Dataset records
──────

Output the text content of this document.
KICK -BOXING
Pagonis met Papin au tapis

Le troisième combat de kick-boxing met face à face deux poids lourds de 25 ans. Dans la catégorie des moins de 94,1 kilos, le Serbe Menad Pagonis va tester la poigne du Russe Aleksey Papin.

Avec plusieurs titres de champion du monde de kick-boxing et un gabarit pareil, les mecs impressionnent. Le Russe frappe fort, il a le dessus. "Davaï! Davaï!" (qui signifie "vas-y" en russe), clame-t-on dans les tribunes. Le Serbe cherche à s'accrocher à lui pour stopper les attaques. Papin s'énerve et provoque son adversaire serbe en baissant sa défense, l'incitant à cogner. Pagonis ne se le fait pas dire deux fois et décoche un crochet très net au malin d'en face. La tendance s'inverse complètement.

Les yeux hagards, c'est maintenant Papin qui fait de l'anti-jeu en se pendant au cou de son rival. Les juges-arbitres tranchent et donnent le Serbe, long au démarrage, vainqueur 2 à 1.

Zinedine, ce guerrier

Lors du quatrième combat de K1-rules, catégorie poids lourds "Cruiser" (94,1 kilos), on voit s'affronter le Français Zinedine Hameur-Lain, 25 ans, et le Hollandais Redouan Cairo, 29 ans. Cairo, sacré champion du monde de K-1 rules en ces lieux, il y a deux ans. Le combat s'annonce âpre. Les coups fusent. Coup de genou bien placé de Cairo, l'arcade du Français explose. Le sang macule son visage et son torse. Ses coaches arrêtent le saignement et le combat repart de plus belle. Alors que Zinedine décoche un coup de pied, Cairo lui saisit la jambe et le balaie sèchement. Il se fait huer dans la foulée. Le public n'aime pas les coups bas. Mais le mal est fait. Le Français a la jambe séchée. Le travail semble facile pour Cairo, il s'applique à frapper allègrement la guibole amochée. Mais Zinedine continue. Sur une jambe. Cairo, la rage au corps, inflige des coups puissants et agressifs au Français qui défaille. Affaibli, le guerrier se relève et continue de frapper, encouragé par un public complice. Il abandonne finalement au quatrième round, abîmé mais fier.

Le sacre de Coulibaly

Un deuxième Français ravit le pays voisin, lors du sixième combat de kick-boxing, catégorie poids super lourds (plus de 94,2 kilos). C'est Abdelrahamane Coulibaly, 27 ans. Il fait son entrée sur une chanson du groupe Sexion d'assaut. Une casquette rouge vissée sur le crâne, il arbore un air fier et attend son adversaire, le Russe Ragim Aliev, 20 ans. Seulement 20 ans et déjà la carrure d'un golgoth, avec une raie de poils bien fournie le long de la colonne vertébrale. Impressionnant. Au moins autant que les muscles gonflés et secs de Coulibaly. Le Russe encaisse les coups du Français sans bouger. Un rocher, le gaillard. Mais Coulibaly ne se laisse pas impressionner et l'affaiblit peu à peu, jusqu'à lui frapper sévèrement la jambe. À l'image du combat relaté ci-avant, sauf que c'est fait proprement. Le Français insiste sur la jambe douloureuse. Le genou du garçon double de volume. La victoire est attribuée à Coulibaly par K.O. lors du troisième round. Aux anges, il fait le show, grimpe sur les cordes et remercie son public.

──────

**Problem requirements:** Print the listing above in its entirety, with every line exact.

**Task answer:**
Output the text content of this document.
KICK -BOXING
Pagonis met Papin au tapis

Le troisième combat de kick-boxing met face à face deux poids lourds de 25 ans. Dans la catégorie des moins de 94,1 kilos, le Serbe Menad Pagonis va tester la poigne du Russe Aleksey Papin.

Avec plusieurs titres de champion du monde de kick-boxing et un gabarit pareil, les mecs impressionnent. Le Russe frappe fort, il a le dessus. "Davaï! Davaï!" (qui signifie "vas-y" en russe), clame-t-on dans les tribunes. Le Serbe cherche à s'accrocher à lui pour stopper les attaques. Papin s'énerve et provoque son adversaire serbe en baissant sa défense, l'incitant à cogner. Pagonis ne se le fait pas dire deux fois et décoche un crochet très net au malin d'en face. La tendance s'inverse complètement.

Les yeux hagards, c'est maintenant Papin qui fait de l'anti-jeu en se pendant au cou de son rival. Les juges-arbitres tranchent et donnent le Serbe, long au démarrage, vainqueur 2 à 1.

Zinedine, ce guerrier

Lors du quatrième combat de K1-rules, catégorie poids lourds "Cruiser" (94,1 kilos), on voit s'affronter le Français Zinedine Hameur-Lain, 25 ans, et le Hollandais Redouan Cairo, 29 ans. Cairo, sacré champion du monde de K-1 rules en ces lieux, il y a deux ans. Le combat s'annonce âpre. Les coups fusent. Coup de genou bien placé de Cairo, l'arcade du Français explose. Le sang macule son visage et son torse. Ses coaches arrêtent le saignement et le combat repart de plus belle. Alors que Zinedine décoche un coup de pied, Cairo lui saisit la jambe et le balaie sèchement. Il se fait huer dans la foulée. Le public n'aime pas les coups bas. Mais le mal est fait. Le Français a la jambe séchée. Le travail semble facile pour Cairo, il s'applique à frapper allègrement la guibole amochée. Mais Zinedine continue. Sur une jambe. Cairo, la rage au corps, inflige des coups puissants et agressifs au Français qui défaille. Affaibli, le guerrier se relève et continue de frapper, encouragé par un public complice. Il abandonne finalement au quatrième round, abîmé mais fier.

Le sacre de Coulibaly

Un deuxième Français ravit le pays voisin, lors du sixième combat de kick-boxing, catégorie poids super lourds (plus de 94,2 kilos). C'est Abdelrahamane Coulibaly, 27 ans. Il fait son entrée sur une chanson du groupe Sexion d'assaut. Une casquette rouge vissée sur le crâne, il arbore un air fier et attend son adversaire, le Russe Ragim Aliev, 20 ans. Seulement 20 ans et déjà la carrure d'un golgoth, avec une raie de poils bien fournie le long de la colonne vertébrale. Impressionnant. Au moins autant que les muscles gonflés et secs de Coulibaly. Le Russe encaisse les coups du Français sans bouger. Un rocher, le gaillard. Mais Coulibaly ne se laisse pas impressionner et l'affaiblit peu à peu, jusqu'à lui frapper sévèrement la jambe. À l'image du combat relaté ci-avant, sauf que c'est fait proprement. Le Français insiste sur la jambe douloureuse. Le genou du garçon double de volume. La victoire est attribuée à Coulibaly par K.O. lors du troisième round. Aux anges, il fait le show, grimpe sur les cordes et remercie son public.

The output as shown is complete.